Given request —
Output the records exactly. Include every line.

[Saved data entries]
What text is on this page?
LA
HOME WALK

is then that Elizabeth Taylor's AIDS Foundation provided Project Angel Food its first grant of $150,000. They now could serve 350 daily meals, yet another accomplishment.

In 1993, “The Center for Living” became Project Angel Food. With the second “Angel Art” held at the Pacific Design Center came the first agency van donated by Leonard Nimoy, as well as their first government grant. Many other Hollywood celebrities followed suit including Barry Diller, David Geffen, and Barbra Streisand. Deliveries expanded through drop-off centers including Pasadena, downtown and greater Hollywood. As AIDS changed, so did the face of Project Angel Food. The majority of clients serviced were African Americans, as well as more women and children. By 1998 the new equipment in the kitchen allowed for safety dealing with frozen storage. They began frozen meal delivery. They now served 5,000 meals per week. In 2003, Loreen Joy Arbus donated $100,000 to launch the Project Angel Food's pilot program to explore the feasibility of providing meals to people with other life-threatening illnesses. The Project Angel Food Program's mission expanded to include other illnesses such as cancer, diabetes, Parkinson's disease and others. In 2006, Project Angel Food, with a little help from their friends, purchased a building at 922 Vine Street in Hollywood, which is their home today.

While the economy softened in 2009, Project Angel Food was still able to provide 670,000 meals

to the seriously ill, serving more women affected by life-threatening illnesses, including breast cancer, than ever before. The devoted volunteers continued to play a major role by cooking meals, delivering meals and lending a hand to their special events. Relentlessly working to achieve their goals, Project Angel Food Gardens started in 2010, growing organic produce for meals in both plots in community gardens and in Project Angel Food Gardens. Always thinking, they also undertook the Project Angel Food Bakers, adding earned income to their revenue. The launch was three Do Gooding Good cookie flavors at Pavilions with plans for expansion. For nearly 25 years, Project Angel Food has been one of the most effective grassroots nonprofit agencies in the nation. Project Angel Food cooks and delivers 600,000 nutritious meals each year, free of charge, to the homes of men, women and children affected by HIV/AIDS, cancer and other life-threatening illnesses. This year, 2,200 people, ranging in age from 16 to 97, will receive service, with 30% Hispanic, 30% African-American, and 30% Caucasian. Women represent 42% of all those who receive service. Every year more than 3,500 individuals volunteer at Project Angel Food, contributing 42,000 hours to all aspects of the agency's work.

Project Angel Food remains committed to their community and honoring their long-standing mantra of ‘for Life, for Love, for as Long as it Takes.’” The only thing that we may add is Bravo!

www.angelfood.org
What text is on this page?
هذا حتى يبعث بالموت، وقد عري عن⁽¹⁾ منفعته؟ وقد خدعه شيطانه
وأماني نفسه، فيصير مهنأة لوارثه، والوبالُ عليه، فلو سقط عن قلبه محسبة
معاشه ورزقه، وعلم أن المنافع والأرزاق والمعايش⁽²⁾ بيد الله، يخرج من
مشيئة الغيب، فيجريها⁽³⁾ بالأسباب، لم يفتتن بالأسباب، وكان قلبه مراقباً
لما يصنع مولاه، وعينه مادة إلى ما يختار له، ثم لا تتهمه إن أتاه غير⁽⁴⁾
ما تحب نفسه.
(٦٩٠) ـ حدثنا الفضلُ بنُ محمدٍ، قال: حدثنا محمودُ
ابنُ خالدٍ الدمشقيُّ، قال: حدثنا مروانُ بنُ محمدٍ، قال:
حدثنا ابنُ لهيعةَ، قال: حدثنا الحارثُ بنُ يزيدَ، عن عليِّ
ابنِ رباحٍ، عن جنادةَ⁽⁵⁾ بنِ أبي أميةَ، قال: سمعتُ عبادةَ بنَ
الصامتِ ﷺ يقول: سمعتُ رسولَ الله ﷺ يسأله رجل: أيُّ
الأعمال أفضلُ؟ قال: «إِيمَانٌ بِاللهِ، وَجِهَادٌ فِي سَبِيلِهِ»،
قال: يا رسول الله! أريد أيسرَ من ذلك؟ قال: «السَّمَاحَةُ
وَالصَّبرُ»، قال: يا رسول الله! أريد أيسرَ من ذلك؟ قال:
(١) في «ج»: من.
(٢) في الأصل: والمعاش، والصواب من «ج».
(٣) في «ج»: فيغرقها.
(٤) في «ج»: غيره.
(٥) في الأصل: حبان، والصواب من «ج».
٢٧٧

Final result —
What text is on this page?
LA
HOME WALK

is then that Elizabeth Taylor's AIDS Foundation provided Project Angel Food its first grant of $150,000. They now could serve 350 daily meals, yet another accomplishment.

In 1993, “The Center for Living” became Project Angel Food. With the second “Angel Art” held at the Pacific Design Center came the first agency van donated by Leonard Nimoy, as well as their first government grant. Many other Hollywood celebrities followed suit including Barry Diller, David Geffen, and Barbra Streisand. Deliveries expanded through drop-off centers including Pasadena, downtown and greater Hollywood. As AIDS changed, so did the face of Project Angel Food. The majority of clients serviced were African Americans, as well as more women and children. By 1998 the new equipment in the kitchen allowed for safety dealing with frozen storage. They began frozen meal delivery. They now served 5,000 meals per week. In 2003, Loreen Joy Arbus donated $100,000 to launch the Project Angel Food's pilot program to explore the feasibility of providing meals to people with other life-threatening illnesses. The Project Angel Food Program's mission expanded to include other illnesses such as cancer, diabetes, Parkinson's disease and others. In 2006, Project Angel Food, with a little help from their friends, purchased a building at 922 Vine Street in Hollywood, which is their home today.

While the economy softened in 2009, Project Angel Food was still able to provide 670,000 meals

to the seriously ill, serving more women affected by life-threatening illnesses, including breast cancer, than ever before. The devoted volunteers continued to play a major role by cooking meals, delivering meals and lending a hand to their special events. Relentlessly working to achieve their goals, Project Angel Food Gardens started in 2010, growing organic produce for meals in both plots in community gardens and in Project Angel Food Gardens. Always thinking, they also undertook the Project Angel Food Bakers, adding earned income to their revenue. The launch was three Do Gooding Good cookie flavors at Pavilions with plans for expansion. For nearly 25 years, Project Angel Food has been one of the most effective grassroots nonprofit agencies in the nation. Project Angel Food cooks and delivers 600,000 nutritious meals each year, free of charge, to the homes of men, women and children affected by HIV/AIDS, cancer and other life-threatening illnesses. This year, 2,200 people, ranging in age from 16 to 97, will receive service, with 30% Hispanic, 30% African-American, and 30% Caucasian. Women represent 42% of all those who receive service. Every year more than 3,500 individuals volunteer at Project Angel Food, contributing 42,000 hours to all aspects of the agency's work.

Project Angel Food remains committed to their community and honoring their long-standing mantra of ‘for Life, for Love, for as Long as it Takes.’” The only thing that we may add is Bravo!

www.angelfood.org
What text is on this page?
هذا حتى يبعث بالموت، وقد عري عن⁽¹⁾ منفعته؟ وقد خدعه شيطانه
وأماني نفسه، فيصير مهنأة لوارثه، والوبالُ عليه، فلو سقط عن قلبه محسبة
معاشه ورزقه، وعلم أن المنافع والأرزاق والمعايش⁽²⁾ بيد الله، يخرج من
مشيئة الغيب، فيجريها⁽³⁾ بالأسباب، لم يفتتن بالأسباب، وكان قلبه مراقباً
لما يصنع مولاه، وعينه مادة إلى ما يختار له، ثم لا تتهمه إن أتاه غير⁽⁴⁾
ما تحب نفسه.
(٦٩٠) ـ حدثنا الفضلُ بنُ محمدٍ، قال: حدثنا محمودُ
ابنُ خالدٍ الدمشقيُّ، قال: حدثنا مروانُ بنُ محمدٍ، قال:
حدثنا ابنُ لهيعةَ، قال: حدثنا الحارثُ بنُ يزيدَ، عن عليِّ
ابنِ رباحٍ، عن جنادةَ⁽⁵⁾ بنِ أبي أميةَ، قال: سمعتُ عبادةَ بنَ
الصامتِ ﷺ يقول: سمعتُ رسولَ الله ﷺ يسأله رجل: أيُّ
الأعمال أفضلُ؟ قال: «إِيمَانٌ بِاللهِ، وَجِهَادٌ فِي سَبِيلِهِ»،
قال: يا رسول الله! أريد أيسرَ من ذلك؟ قال: «السَّمَاحَةُ
وَالصَّبرُ»، قال: يا رسول الله! أريد أيسرَ من ذلك؟ قال:
(١) في «ج»: من.
(٢) في الأصل: والمعاش، والصواب من «ج».
(٣) في «ج»: فيغرقها.
(٤) في «ج»: غيره.
(٥) في الأصل: حبان، والصواب من «ج».
٢٧٧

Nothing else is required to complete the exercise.